Stored items:
━━━━━━━━

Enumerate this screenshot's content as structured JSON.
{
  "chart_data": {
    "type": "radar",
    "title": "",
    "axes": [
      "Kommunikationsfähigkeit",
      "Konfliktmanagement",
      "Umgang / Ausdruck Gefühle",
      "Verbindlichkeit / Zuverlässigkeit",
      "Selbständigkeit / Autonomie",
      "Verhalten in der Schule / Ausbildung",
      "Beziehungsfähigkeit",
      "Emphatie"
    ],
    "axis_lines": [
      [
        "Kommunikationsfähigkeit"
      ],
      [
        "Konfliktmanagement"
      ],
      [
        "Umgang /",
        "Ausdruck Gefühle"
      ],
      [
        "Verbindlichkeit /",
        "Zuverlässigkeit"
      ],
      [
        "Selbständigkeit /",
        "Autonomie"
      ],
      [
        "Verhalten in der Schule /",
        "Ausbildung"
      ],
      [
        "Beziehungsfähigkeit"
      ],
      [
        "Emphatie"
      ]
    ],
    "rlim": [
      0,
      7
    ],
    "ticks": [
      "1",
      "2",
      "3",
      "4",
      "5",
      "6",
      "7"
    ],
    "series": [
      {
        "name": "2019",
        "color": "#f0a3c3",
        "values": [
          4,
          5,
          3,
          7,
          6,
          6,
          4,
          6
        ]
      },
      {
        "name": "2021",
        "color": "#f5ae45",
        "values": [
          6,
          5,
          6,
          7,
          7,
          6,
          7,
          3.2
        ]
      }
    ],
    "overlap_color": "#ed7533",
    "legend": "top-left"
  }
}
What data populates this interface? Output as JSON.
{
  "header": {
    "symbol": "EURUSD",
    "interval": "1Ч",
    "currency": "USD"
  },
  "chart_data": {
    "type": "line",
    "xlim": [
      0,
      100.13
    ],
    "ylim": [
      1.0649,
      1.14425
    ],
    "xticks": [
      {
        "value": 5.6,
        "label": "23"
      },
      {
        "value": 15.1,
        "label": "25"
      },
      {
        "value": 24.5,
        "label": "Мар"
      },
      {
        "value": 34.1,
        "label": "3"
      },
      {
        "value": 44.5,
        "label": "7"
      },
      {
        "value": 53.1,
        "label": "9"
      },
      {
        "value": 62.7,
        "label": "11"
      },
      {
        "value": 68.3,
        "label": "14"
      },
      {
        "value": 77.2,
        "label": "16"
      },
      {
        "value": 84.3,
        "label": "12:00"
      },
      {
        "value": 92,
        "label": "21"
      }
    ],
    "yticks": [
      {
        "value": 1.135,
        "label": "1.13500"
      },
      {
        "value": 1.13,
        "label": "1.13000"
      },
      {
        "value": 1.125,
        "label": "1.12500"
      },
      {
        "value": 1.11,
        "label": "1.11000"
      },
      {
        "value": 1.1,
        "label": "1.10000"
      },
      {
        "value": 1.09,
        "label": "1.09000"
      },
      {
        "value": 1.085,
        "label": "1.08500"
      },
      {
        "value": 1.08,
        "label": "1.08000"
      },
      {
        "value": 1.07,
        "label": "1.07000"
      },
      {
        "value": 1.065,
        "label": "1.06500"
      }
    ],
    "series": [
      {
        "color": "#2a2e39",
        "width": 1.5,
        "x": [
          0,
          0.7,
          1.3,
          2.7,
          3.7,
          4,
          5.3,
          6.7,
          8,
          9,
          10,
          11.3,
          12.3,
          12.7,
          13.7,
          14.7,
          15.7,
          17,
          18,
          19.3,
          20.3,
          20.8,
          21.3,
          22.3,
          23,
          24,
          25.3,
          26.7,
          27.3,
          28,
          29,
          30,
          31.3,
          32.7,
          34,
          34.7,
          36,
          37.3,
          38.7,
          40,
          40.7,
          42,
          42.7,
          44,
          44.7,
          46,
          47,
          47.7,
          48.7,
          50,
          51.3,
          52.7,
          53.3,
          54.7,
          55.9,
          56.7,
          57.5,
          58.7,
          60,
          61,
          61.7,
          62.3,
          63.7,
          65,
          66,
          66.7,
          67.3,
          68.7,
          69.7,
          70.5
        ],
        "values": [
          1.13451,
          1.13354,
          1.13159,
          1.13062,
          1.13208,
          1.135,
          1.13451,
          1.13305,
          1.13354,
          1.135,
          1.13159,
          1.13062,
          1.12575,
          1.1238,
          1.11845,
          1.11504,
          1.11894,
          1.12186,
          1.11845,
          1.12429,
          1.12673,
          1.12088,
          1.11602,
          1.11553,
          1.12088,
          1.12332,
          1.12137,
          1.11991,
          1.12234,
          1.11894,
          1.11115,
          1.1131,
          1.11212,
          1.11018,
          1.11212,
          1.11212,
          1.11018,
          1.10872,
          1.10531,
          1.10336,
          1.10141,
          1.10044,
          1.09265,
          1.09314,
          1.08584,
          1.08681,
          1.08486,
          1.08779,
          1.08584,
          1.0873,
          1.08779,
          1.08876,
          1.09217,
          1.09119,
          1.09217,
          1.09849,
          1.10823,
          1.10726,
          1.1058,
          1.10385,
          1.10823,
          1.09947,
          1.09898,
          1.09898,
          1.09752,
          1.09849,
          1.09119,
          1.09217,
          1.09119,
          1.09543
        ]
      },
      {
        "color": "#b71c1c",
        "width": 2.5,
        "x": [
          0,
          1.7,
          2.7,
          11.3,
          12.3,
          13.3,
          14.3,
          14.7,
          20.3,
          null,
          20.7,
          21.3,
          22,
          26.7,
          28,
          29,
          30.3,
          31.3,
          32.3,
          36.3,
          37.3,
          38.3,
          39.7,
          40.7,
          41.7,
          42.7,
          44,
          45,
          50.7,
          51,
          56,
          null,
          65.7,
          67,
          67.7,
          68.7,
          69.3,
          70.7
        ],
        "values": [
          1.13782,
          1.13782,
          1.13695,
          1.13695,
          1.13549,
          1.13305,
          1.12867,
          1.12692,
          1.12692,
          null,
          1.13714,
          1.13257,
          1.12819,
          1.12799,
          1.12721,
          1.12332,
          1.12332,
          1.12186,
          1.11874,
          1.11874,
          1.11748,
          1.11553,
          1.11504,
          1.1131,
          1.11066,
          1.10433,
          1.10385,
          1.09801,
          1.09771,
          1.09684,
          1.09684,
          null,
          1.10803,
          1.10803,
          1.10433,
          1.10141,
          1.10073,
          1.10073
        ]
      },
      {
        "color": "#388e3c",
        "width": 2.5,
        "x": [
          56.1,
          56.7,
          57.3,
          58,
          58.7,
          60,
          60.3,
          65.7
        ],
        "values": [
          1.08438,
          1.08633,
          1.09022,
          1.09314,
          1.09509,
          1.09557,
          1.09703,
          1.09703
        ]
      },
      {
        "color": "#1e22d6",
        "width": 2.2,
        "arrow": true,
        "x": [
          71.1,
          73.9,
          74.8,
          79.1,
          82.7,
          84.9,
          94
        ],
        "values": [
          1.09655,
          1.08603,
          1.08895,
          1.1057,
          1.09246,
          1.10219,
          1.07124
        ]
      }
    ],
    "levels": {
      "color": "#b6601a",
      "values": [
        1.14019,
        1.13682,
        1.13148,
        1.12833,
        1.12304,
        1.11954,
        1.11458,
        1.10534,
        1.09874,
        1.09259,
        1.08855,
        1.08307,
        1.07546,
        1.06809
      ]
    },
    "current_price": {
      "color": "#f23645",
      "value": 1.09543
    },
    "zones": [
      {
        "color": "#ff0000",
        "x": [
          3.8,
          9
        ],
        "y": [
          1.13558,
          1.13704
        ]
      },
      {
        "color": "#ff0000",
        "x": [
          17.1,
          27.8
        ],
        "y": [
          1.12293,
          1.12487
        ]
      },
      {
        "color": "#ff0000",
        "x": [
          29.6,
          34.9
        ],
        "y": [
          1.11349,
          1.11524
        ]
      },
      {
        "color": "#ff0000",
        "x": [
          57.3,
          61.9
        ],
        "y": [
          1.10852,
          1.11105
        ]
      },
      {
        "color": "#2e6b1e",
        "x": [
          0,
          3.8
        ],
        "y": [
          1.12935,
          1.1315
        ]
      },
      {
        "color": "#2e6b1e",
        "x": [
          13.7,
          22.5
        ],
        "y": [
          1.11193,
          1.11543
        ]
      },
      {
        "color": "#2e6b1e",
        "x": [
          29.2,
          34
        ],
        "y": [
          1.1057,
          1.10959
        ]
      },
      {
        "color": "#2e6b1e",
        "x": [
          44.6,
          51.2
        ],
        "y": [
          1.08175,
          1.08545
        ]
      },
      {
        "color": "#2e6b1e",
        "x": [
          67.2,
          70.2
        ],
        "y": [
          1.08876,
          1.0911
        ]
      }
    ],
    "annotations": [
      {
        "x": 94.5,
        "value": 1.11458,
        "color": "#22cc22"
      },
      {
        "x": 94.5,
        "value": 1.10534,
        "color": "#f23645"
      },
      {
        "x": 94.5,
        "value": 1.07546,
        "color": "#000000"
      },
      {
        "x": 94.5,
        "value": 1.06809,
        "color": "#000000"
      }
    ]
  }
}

━━━━━━━━

Written request » Extract each line holding the string "Schule".

Completed task »
      "Verhalten in der Schule / Ausbildung",
        "Verhalten in der Schule /",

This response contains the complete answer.